### Goal
State how many lines of the entries include the string "Juliette", please, leaving out everything but the number.

════════════════

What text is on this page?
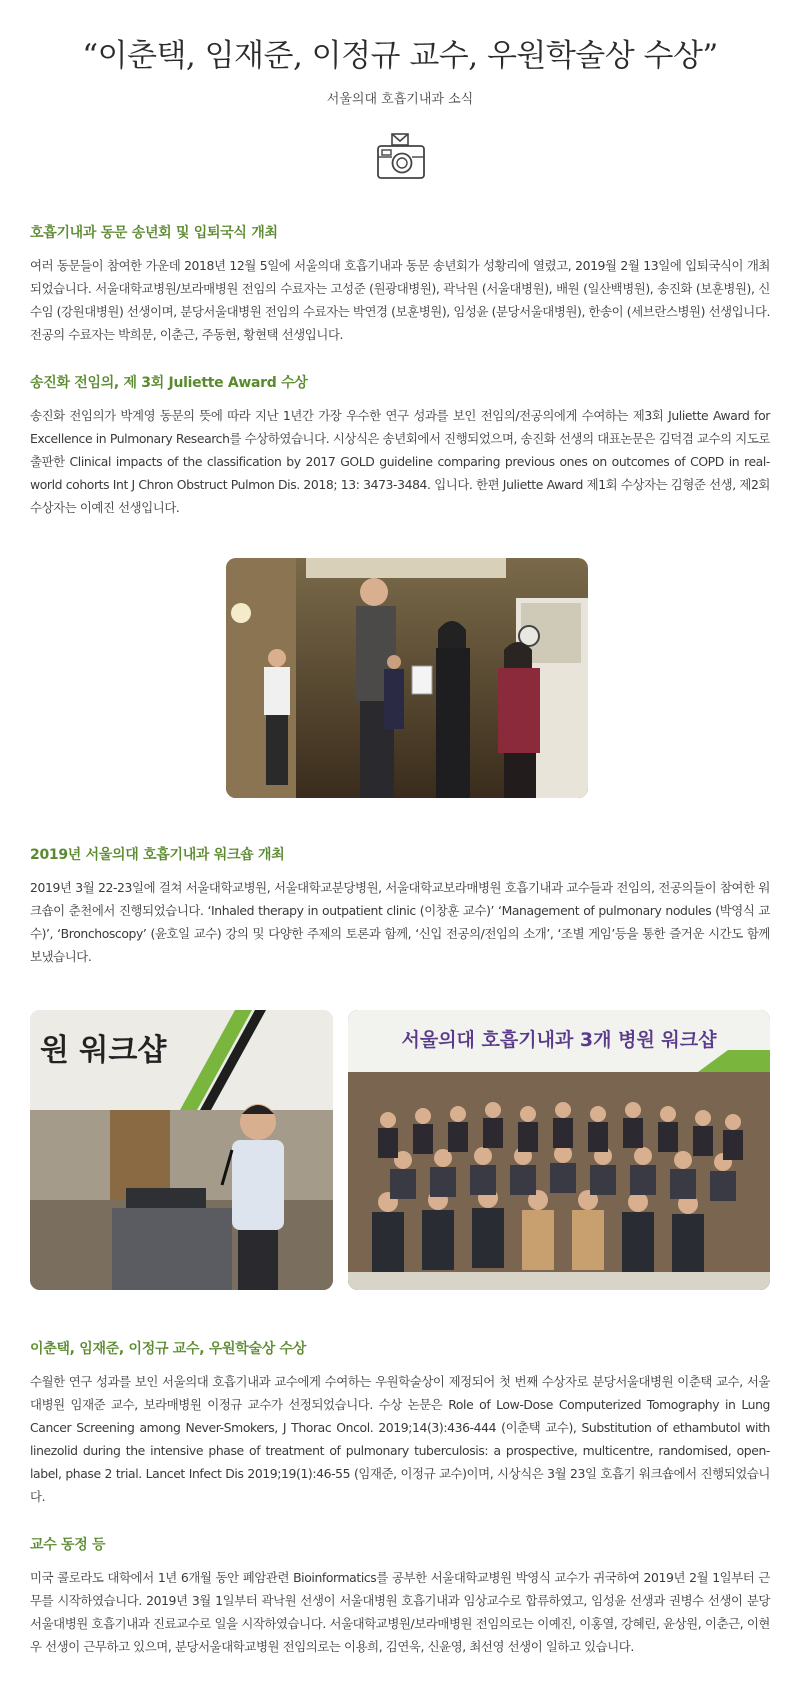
“이춘택, 임재준, 이정규 교수, 우원학술상 수상”
서울의대 호흡기내과 소식
호흡기내과 동문 송년회 및 입퇴국식 개최

여러 동문들이 참여한 가운데 2018년 12월 5일에 서울의대 호흡기내과 동문 송년회가 성황리에 열렸고, 2019월 2월 13일에 입퇴국식이 개최되었습니다. 서울대학교병원/보라매병원 전임의 수료자는 고성준 (원광대병원), 곽낙원 (서울대병원), 배원 (일산백병원), 송진화 (보훈병원), 신수임 (강원대병원) 선생이며, 분당서울대병원 전임의 수료자는 박연경 (보훈병원), 임성윤 (분당서울대병원), 한송이 (세브란스병원) 선생입니다. 전공의 수료자는 박희문, 이춘근, 주동현, 황현택 선생입니다.

송진화 전임의, 제 3회 Juliette Award 수상

송진화 전임의가 박계영 동문의 뜻에 따라 지난 1년간 가장 우수한 연구 성과를 보인 전임의/전공의에게 수여하는 제3회 Juliette Award for Excellence in Pulmonary Research를 수상하였습니다. 시상식은 송년회에서 진행되었으며, 송진화 선생의 대표논문은 김덕겸 교수의 지도로 출판한 Clinical impacts of the classification by 2017 GOLD guideline comparing previous ones on outcomes of COPD in real-world cohorts Int J Chron Obstruct Pulmon Dis. 2018; 13: 3473-3484. 입니다. 한편 Juliette Award 제1회 수상자는 김형준 선생, 제2회 수상자는 이예진 선생입니다.

2019년 서울의대 호흡기내과 워크숍 개최

2019년 3월 22-23일에 걸쳐 서울대학교병원, 서울대학교분당병원, 서울대학교보라매병원 호흡기내과 교수들과 전임의, 전공의들이 참여한 워크숍이 춘천에서 진행되었습니다. ‘Inhaled therapy in outpatient clinic (이창훈 교수)’ ‘Management of pulmonary nodules (박영식 교수)’, ‘Bronchoscopy’ (윤호일 교수) 강의 및 다양한 주제의 토론과 함께, ‘신입 전공의/전임의 소개’, ‘조별 게임’등을 통한 즐거운 시간도 함께 보냈습니다.

원 워크샵	서울의대 호흡기내과 3개 병원 워크샵
이춘택, 임재준, 이정규 교수, 우원학술상 수상

수월한 연구 성과를 보인 서울의대 호흡기내과 교수에게 수여하는 우원학술상이 제정되어 첫 번째 수상자로 분당서울대병원 이춘택 교수, 서울대병원 임재준 교수, 보라매병원 이정규 교수가 선정되었습니다. 수상 논문은 Role of Low-Dose Computerized Tomography in Lung Cancer Screening among Never-Smokers, J Thorac Oncol. 2019;14(3):436-444 (이춘택 교수), Substitution of ethambutol with linezolid during the intensive phase of treatment of pulmonary tuberculosis: a prospective, multicentre, randomised, open-label, phase 2 trial. Lancet Infect Dis 2019;19(1):46-55 (임재준, 이정규 교수)이며, 시상식은 3월 23일 호흡기 워크숍에서 진행되었습니다.

교수 동정 등

미국 콜로라도 대학에서 1년 6개월 동안 폐암관련 Bioinformatics를 공부한 서울대학교병원 박영식 교수가 귀국하여 2019년 2월 1일부터 근무를 시작하였습니다. 2019년 3월 1일부터 곽낙원 선생이 서울대병원 호흡기내과 임상교수로 합류하였고, 임성윤 선생과 권병수 선생이 분당서울대병원 호흡기내과 진료교수로 일을 시작하였습니다. 서울대학교병원/보라매병원 전임의로는 이예진, 이홍열, 강혜린, 윤상원, 이춘근, 이현우 선생이 근무하고 있으며, 분당서울대학교병원 전임의로는 이용희, 김연욱, 신윤영, 최선영 선생이 일하고 있습니다.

════════════════

### Solution to this problem
2